--- start of INFORMATION PROVIDED ---
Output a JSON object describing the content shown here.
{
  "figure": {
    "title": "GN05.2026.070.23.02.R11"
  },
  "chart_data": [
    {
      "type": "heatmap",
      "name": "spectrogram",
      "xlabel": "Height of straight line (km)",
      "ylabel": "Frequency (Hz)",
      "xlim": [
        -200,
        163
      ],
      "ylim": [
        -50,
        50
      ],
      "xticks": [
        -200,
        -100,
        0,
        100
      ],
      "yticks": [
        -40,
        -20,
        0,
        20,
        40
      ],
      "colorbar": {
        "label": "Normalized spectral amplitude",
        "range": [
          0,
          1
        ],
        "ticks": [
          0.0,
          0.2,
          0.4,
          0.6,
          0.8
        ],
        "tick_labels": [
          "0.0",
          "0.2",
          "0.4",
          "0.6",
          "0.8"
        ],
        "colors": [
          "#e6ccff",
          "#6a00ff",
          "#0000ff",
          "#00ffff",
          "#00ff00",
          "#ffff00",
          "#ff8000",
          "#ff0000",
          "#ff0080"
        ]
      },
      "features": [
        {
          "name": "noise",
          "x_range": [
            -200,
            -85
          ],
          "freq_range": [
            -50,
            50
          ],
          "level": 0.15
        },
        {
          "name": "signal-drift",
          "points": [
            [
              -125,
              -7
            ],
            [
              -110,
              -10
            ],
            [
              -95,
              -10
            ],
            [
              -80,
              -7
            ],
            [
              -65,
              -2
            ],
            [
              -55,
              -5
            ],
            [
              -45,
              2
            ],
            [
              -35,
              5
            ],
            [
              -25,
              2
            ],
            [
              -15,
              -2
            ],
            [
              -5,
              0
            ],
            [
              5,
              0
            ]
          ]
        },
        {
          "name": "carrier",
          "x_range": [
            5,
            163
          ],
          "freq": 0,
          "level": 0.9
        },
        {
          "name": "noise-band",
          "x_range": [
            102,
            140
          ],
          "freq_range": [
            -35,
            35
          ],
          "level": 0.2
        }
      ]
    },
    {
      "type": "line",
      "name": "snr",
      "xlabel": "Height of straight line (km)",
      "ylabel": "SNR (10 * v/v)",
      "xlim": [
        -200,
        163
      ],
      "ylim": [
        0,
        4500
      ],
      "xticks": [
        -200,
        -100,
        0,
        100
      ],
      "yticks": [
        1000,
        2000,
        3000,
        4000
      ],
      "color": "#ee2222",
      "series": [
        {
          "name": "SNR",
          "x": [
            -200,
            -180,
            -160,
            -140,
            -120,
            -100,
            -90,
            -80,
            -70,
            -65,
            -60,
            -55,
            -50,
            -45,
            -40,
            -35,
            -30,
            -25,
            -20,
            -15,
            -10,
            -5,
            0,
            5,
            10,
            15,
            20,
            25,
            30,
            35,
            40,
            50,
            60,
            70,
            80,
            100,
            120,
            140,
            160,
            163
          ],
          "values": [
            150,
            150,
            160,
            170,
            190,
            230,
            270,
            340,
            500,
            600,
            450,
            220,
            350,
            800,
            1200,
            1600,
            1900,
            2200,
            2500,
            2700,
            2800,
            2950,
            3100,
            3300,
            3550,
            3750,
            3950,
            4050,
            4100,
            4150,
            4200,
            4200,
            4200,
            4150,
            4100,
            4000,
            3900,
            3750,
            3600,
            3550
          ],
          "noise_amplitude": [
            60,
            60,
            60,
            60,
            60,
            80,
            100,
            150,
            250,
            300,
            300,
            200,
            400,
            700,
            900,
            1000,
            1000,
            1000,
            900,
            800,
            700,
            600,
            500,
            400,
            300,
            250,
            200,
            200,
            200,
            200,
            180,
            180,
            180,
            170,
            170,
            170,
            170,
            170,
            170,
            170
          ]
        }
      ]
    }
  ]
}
--- end of INFORMATION PROVIDED ---
__AIM OF THE EXERCISE__. Type the whole listing again, unaltered.

__OUTPUT__.
Output a JSON object describing the content shown here.
{
  "figure": {
    "title": "GN05.2026.070.23.02.R11"
  },
  "chart_data": [
    {
      "type": "heatmap",
      "name": "spectrogram",
      "xlabel": "Height of straight line (km)",
      "ylabel": "Frequency (Hz)",
      "xlim": [
        -200,
        163
      ],
      "ylim": [
        -50,
        50
      ],
      "xticks": [
        -200,
        -100,
        0,
        100
      ],
      "yticks": [
        -40,
        -20,
        0,
        20,
        40
      ],
      "colorbar": {
        "label": "Normalized spectral amplitude",
        "range": [
          0,
          1
        ],
        "ticks": [
          0.0,
          0.2,
          0.4,
          0.6,
          0.8
        ],
        "tick_labels": [
          "0.0",
          "0.2",
          "0.4",
          "0.6",
          "0.8"
        ],
        "colors": [
          "#e6ccff",
          "#6a00ff",
          "#0000ff",
          "#00ffff",
          "#00ff00",
          "#ffff00",
          "#ff8000",
          "#ff0000",
          "#ff0080"
        ]
      },
      "features": [
        {
          "name": "noise",
          "x_range": [
            -200,
            -85
          ],
          "freq_range": [
            -50,
            50
          ],
          "level": 0.15
        },
        {
          "name": "signal-drift",
          "points": [
            [
              -125,
              -7
            ],
            [
              -110,
              -10
            ],
            [
              -95,
              -10
            ],
            [
              -80,
              -7
            ],
            [
              -65,
              -2
            ],
            [
              -55,
              -5
            ],
            [
              -45,
              2
            ],
            [
              -35,
              5
            ],
            [
              -25,
              2
            ],
            [
              -15,
              -2
            ],
            [
              -5,
              0
            ],
            [
              5,
              0
            ]
          ]
        },
        {
          "name": "carrier",
          "x_range": [
            5,
            163
          ],
          "freq": 0,
          "level": 0.9
        },
        {
          "name": "noise-band",
          "x_range": [
            102,
            140
          ],
          "freq_range": [
            -35,
            35
          ],
          "level": 0.2
        }
      ]
    },
    {
      "type": "line",
      "name": "snr",
      "xlabel": "Height of straight line (km)",
      "ylabel": "SNR (10 * v/v)",
      "xlim": [
        -200,
        163
      ],
      "ylim": [
        0,
        4500
      ],
      "xticks": [
        -200,
        -100,
        0,
        100
      ],
      "yticks": [
        1000,
        2000,
        3000,
        4000
      ],
      "color": "#ee2222",
      "series": [
        {
          "name": "SNR",
          "x": [
            -200,
            -180,
            -160,
            -140,
            -120,
            -100,
            -90,
            -80,
            -70,
            -65,
            -60,
            -55,
            -50,
            -45,
            -40,
            -35,
            -30,
            -25,
            -20,
            -15,
            -10,
            -5,
            0,
            5,
            10,
            15,
            20,
            25,
            30,
            35,
            40,
            50,
            60,
            70,
            80,
            100,
            120,
            140,
            160,
            163
          ],
          "values": [
            150,
            150,
            160,
            170,
            190,
            230,
            270,
            340,
            500,
            600,
            450,
            220,
            350,
            800,
            1200,
            1600,
            1900,
            2200,
            2500,
            2700,
            2800,
            2950,
            3100,
            3300,
            3550,
            3750,
            3950,
            4050,
            4100,
            4150,
            4200,
            4200,
            4200,
            4150,
            4100,
            4000,
            3900,
            3750,
            3600,
            3550
          ],
          "noise_amplitude": [
            60,
            60,
            60,
            60,
            60,
            80,
            100,
            150,
            250,
            300,
            300,
            200,
            400,
            700,
            900,
            1000,
            1000,
            1000,
            900,
            800,
            700,
            600,
            500,
            400,
            300,
            250,
            200,
            200,
            200,
            200,
            180,
            180,
            180,
            170,
            170,
            170,
            170,
            170,
            170,
            170
          ]
        }
      ]
    }
  ]
}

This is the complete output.